**Short problem:** How many lines below contain the string "legend"? Reply with the number alone.

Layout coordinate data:
-=-=-=-=-
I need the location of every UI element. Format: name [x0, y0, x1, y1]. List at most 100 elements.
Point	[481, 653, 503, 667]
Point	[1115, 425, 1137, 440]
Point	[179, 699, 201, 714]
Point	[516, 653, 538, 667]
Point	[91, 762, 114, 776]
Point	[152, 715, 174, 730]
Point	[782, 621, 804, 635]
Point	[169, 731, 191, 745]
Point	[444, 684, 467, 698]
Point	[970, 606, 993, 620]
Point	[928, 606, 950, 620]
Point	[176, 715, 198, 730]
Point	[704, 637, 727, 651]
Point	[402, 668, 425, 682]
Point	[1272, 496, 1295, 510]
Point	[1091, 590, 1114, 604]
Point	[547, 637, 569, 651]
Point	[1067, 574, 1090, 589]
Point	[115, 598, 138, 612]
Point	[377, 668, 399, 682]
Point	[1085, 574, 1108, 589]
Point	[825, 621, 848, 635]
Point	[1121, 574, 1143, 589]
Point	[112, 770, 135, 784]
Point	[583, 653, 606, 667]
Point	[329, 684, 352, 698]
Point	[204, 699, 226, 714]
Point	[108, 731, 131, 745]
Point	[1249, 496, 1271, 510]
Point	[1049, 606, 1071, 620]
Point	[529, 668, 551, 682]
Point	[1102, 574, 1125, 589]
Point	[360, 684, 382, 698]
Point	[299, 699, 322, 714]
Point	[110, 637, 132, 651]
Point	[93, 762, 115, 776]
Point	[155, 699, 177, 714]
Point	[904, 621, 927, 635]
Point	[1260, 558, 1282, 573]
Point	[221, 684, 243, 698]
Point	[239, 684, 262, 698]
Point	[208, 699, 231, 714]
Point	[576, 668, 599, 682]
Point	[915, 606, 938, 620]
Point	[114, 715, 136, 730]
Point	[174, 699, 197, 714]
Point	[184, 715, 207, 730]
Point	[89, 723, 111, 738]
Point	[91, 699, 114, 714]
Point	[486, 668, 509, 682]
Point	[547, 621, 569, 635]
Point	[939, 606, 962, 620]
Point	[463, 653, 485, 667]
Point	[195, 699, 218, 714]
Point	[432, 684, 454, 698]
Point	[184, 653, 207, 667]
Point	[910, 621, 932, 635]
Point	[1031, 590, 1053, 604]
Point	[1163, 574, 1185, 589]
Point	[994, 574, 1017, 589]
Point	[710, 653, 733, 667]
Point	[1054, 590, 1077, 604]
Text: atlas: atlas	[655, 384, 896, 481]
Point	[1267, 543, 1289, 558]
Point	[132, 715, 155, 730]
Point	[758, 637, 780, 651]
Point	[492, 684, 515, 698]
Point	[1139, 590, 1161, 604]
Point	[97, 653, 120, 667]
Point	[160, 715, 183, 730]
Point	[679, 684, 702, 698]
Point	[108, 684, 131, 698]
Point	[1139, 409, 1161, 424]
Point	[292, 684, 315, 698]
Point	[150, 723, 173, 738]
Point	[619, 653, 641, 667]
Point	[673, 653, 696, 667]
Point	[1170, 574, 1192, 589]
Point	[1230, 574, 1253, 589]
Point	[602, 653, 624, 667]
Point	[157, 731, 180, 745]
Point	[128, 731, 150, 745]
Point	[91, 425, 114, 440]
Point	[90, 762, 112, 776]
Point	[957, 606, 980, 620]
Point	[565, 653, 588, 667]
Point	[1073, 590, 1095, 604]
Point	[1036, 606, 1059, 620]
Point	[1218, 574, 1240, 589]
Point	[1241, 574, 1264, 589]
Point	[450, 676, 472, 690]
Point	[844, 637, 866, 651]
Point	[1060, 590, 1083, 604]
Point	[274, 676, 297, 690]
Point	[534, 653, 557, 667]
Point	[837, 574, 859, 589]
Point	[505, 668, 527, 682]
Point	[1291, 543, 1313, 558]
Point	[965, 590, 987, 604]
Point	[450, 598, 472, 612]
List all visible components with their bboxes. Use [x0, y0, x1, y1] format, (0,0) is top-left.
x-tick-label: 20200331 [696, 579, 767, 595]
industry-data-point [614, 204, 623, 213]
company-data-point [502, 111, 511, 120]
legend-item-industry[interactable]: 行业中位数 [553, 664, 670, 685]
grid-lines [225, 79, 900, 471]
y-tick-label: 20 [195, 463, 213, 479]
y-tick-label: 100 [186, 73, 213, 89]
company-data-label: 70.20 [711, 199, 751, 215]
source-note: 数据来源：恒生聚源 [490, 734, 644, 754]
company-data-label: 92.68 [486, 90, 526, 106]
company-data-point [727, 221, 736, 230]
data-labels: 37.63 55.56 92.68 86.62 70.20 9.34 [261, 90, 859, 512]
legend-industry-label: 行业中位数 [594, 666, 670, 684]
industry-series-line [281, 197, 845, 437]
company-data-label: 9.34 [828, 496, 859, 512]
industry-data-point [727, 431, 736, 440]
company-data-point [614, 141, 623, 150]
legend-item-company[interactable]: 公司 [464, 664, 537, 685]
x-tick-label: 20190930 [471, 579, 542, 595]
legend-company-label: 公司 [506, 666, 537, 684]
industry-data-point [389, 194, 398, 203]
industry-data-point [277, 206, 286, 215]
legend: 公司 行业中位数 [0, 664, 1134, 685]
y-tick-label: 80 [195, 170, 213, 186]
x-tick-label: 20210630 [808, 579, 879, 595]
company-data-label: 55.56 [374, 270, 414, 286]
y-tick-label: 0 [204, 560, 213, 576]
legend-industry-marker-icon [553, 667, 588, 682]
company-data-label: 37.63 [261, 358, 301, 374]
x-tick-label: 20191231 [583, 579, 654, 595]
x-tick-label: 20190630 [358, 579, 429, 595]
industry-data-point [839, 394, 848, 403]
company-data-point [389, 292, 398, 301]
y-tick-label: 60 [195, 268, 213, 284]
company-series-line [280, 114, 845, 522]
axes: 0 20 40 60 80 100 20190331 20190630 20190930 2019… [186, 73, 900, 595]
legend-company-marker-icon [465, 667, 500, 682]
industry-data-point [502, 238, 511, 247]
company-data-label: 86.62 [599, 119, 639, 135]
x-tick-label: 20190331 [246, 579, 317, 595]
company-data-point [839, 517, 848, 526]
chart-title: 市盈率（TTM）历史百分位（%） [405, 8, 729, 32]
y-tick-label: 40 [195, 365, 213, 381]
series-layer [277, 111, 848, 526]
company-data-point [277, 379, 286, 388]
-=-=-=-=-
**Final result:** 7